■ PROBLEM TO WORK ON
Extract all of the data and reproduce it precisely.

■ EXERCISE INPUTS
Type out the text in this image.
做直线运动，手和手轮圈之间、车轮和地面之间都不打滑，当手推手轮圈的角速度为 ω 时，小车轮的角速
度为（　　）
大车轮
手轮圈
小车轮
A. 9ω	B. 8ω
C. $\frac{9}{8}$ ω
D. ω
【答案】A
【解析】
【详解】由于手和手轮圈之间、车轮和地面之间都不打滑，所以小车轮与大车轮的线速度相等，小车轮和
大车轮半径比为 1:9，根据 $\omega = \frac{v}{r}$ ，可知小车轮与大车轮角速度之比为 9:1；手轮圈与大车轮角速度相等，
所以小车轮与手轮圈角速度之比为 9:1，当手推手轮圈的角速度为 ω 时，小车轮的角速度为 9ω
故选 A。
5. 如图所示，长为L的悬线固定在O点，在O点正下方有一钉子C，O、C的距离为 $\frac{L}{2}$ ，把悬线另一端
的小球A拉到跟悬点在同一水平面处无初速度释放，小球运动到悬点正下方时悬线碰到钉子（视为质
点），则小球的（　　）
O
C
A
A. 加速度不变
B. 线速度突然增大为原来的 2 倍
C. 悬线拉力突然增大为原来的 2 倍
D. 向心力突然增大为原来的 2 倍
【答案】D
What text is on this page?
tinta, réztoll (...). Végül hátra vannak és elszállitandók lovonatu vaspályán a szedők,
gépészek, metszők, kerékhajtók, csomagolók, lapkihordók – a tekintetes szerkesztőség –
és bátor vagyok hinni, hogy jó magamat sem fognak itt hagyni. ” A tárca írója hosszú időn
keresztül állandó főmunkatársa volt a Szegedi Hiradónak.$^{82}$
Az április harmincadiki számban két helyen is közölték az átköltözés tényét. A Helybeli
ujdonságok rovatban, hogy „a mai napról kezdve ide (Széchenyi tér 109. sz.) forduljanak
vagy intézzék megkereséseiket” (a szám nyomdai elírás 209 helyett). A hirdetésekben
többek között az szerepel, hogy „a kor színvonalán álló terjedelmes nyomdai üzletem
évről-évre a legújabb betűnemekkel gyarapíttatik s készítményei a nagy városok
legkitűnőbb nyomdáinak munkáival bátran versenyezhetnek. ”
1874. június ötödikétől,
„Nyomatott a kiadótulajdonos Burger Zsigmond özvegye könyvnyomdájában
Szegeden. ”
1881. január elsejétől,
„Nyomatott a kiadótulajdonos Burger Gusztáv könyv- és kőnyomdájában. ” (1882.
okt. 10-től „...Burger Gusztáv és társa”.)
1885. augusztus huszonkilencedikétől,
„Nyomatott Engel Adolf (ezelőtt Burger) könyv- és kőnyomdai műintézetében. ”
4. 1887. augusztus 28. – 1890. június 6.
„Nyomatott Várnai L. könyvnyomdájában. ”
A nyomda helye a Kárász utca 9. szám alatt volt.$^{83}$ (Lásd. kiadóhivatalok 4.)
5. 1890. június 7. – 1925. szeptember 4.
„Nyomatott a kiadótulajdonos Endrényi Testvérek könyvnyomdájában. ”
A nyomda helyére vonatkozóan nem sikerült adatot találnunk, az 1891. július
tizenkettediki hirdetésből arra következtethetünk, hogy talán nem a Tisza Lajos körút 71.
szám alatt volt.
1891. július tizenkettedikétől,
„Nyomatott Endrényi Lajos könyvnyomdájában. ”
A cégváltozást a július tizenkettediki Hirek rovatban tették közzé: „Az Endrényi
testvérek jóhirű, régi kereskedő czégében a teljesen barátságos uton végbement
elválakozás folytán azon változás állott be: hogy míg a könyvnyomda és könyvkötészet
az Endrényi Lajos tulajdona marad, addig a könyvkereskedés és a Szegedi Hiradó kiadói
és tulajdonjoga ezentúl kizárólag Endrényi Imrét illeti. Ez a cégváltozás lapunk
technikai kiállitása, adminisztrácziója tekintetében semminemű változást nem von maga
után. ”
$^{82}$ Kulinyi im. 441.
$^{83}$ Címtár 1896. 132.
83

■ WORKED SOLUTION
Type out the text in this image.
做直线运动，手和手轮圈之间、车轮和地面之间都不打滑，当手推手轮圈的角速度为 ω 时，小车轮的角速
度为（　　）
大车轮
手轮圈
小车轮
A. 9ω	B. 8ω
C. $\frac{9}{8}$ ω
D. ω
【答案】A
【解析】
【详解】由于手和手轮圈之间、车轮和地面之间都不打滑，所以小车轮与大车轮的线速度相等，小车轮和
大车轮半径比为 1:9，根据 $\omega = \frac{v}{r}$ ，可知小车轮与大车轮角速度之比为 9:1；手轮圈与大车轮角速度相等，
所以小车轮与手轮圈角速度之比为 9:1，当手推手轮圈的角速度为 ω 时，小车轮的角速度为 9ω
故选 A。
5. 如图所示，长为L的悬线固定在O点，在O点正下方有一钉子C，O、C的距离为 $\frac{L}{2}$ ，把悬线另一端
的小球A拉到跟悬点在同一水平面处无初速度释放，小球运动到悬点正下方时悬线碰到钉子（视为质
点），则小球的（　　）
O
C
A
A. 加速度不变
B. 线速度突然增大为原来的 2 倍
C. 悬线拉力突然增大为原来的 2 倍
D. 向心力突然增大为原来的 2 倍
【答案】D
What text is on this page?
tinta, réztoll (...). Végül hátra vannak és elszállitandók lovonatu vaspályán a szedők,
gépészek, metszők, kerékhajtók, csomagolók, lapkihordók – a tekintetes szerkesztőség –
és bátor vagyok hinni, hogy jó magamat sem fognak itt hagyni. ” A tárca írója hosszú időn
keresztül állandó főmunkatársa volt a Szegedi Hiradónak.$^{82}$
Az április harmincadiki számban két helyen is közölték az átköltözés tényét. A Helybeli
ujdonságok rovatban, hogy „a mai napról kezdve ide (Széchenyi tér 109. sz.) forduljanak
vagy intézzék megkereséseiket” (a szám nyomdai elírás 209 helyett). A hirdetésekben
többek között az szerepel, hogy „a kor színvonalán álló terjedelmes nyomdai üzletem
évről-évre a legújabb betűnemekkel gyarapíttatik s készítményei a nagy városok
legkitűnőbb nyomdáinak munkáival bátran versenyezhetnek. ”
1874. június ötödikétől,
„Nyomatott a kiadótulajdonos Burger Zsigmond özvegye könyvnyomdájában
Szegeden. ”
1881. január elsejétől,
„Nyomatott a kiadótulajdonos Burger Gusztáv könyv- és kőnyomdájában. ” (1882.
okt. 10-től „...Burger Gusztáv és társa”.)
1885. augusztus huszonkilencedikétől,
„Nyomatott Engel Adolf (ezelőtt Burger) könyv- és kőnyomdai műintézetében. ”
4. 1887. augusztus 28. – 1890. június 6.
„Nyomatott Várnai L. könyvnyomdájában. ”
A nyomda helye a Kárász utca 9. szám alatt volt.$^{83}$ (Lásd. kiadóhivatalok 4.)
5. 1890. június 7. – 1925. szeptember 4.
„Nyomatott a kiadótulajdonos Endrényi Testvérek könyvnyomdájában. ”
A nyomda helyére vonatkozóan nem sikerült adatot találnunk, az 1891. július
tizenkettediki hirdetésből arra következtethetünk, hogy talán nem a Tisza Lajos körút 71.
szám alatt volt.
1891. július tizenkettedikétől,
„Nyomatott Endrényi Lajos könyvnyomdájában. ”
A cégváltozást a július tizenkettediki Hirek rovatban tették közzé: „Az Endrényi
testvérek jóhirű, régi kereskedő czégében a teljesen barátságos uton végbement
elválakozás folytán azon változás állott be: hogy míg a könyvnyomda és könyvkötészet
az Endrényi Lajos tulajdona marad, addig a könyvkereskedés és a Szegedi Hiradó kiadói
és tulajdonjoga ezentúl kizárólag Endrényi Imrét illeti. Ez a cégváltozás lapunk
technikai kiállitása, adminisztrácziója tekintetében semminemű változást nem von maga
után. ”
$^{82}$ Kulinyi im. 441.
$^{83}$ Címtár 1896. 132.
83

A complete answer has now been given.